● Given exercise
Copy every line of the data that contains the string "予防保全型".

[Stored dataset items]
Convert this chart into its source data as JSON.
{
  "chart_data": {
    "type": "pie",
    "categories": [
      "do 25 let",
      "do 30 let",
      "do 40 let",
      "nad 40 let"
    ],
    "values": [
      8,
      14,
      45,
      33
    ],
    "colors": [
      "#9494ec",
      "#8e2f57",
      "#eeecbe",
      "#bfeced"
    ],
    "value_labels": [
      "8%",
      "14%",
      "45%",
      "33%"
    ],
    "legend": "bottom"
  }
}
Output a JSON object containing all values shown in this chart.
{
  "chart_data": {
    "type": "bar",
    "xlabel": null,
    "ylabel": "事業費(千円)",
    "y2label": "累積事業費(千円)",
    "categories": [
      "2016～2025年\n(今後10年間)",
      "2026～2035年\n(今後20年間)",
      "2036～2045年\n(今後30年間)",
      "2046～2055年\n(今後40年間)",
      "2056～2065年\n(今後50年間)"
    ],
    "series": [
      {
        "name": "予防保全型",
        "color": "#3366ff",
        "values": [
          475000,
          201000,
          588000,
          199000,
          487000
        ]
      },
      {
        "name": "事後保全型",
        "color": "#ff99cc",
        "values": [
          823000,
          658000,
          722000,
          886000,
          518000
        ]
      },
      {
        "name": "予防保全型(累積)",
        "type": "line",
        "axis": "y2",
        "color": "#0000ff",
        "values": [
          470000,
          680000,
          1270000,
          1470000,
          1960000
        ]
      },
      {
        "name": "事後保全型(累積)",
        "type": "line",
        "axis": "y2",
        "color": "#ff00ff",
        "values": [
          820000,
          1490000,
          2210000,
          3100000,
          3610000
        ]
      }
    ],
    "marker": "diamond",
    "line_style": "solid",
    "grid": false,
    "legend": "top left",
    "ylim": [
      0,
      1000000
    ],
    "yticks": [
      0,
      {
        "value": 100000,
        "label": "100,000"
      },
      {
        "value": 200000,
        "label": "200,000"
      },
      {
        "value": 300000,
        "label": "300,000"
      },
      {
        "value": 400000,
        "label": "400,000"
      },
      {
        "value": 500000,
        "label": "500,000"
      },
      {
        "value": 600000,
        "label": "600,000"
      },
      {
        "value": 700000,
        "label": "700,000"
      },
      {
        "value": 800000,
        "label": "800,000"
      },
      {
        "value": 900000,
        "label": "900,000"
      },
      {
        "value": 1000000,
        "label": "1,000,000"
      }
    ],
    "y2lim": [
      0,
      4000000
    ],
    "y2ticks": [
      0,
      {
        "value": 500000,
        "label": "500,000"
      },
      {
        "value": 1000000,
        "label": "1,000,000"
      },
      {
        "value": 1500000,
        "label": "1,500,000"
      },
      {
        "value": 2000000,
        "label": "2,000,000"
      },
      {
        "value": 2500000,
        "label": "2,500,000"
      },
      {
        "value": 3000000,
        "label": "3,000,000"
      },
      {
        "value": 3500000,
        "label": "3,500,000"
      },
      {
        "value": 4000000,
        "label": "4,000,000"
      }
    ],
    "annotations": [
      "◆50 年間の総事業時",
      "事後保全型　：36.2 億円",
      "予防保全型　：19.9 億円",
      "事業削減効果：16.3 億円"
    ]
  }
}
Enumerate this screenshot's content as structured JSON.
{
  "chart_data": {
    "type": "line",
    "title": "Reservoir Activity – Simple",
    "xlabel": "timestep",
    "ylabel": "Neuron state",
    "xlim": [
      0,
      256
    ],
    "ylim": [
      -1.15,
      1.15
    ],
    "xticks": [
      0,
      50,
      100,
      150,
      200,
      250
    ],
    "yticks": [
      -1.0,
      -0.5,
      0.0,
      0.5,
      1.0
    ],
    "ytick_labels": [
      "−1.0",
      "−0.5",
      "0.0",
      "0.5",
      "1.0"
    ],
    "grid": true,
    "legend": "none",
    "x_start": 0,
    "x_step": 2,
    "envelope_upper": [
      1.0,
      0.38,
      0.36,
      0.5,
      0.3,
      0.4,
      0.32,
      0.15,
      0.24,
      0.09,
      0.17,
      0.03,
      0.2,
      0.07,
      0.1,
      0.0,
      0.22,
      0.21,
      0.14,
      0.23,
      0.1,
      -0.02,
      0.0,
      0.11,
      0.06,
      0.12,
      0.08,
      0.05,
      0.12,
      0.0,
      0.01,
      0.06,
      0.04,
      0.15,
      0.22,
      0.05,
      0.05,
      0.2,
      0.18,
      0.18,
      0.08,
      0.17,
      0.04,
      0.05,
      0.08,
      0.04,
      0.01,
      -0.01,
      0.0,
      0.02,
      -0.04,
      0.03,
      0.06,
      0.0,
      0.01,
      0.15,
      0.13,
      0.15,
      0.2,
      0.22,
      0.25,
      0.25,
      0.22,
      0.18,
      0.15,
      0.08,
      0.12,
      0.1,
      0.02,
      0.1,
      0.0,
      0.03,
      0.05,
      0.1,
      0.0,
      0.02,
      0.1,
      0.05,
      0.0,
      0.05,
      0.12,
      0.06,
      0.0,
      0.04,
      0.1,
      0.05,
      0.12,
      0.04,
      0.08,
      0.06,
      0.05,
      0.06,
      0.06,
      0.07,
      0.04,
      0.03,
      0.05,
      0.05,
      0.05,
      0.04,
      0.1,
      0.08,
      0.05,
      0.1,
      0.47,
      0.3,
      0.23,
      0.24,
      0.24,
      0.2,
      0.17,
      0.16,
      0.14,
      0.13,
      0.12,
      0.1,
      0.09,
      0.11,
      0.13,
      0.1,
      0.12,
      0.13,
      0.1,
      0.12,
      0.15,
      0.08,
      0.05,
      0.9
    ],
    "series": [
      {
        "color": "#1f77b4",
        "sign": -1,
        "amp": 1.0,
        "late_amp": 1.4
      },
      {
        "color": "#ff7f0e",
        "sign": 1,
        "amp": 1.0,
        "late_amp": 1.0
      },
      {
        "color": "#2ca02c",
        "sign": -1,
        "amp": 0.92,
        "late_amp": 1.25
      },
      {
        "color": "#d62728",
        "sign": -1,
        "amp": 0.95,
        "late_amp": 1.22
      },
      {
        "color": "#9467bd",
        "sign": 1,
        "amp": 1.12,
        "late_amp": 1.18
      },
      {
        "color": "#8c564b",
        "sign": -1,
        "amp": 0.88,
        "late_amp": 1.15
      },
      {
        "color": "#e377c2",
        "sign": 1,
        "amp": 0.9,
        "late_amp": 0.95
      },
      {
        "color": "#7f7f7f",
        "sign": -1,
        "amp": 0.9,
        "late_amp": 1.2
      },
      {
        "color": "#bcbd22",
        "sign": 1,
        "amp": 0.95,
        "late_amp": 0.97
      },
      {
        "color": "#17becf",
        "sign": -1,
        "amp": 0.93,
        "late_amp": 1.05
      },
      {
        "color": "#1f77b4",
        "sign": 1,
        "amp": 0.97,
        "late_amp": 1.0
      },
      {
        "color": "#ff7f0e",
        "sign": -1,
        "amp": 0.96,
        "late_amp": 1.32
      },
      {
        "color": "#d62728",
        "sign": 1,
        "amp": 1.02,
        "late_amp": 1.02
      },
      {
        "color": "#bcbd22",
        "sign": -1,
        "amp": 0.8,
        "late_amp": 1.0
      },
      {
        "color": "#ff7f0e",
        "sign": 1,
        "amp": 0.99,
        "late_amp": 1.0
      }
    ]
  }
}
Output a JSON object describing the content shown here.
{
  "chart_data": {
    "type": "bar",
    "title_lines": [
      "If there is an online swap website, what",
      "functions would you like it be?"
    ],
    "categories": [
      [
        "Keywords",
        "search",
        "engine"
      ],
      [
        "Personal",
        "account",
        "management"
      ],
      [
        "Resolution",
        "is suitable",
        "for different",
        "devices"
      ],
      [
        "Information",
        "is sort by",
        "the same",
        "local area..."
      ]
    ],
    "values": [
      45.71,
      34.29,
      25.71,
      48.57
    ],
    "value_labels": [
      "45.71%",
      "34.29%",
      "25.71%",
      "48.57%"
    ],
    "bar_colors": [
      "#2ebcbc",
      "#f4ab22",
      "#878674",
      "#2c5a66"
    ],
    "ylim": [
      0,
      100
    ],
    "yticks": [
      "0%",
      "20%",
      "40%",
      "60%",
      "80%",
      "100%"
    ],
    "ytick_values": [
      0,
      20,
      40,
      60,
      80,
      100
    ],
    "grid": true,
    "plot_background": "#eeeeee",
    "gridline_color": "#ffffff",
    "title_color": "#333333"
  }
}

● Result for this task
        "name": "予防保全型",
        "name": "予防保全型(累積)",
      "予防保全型　：19.9 億円",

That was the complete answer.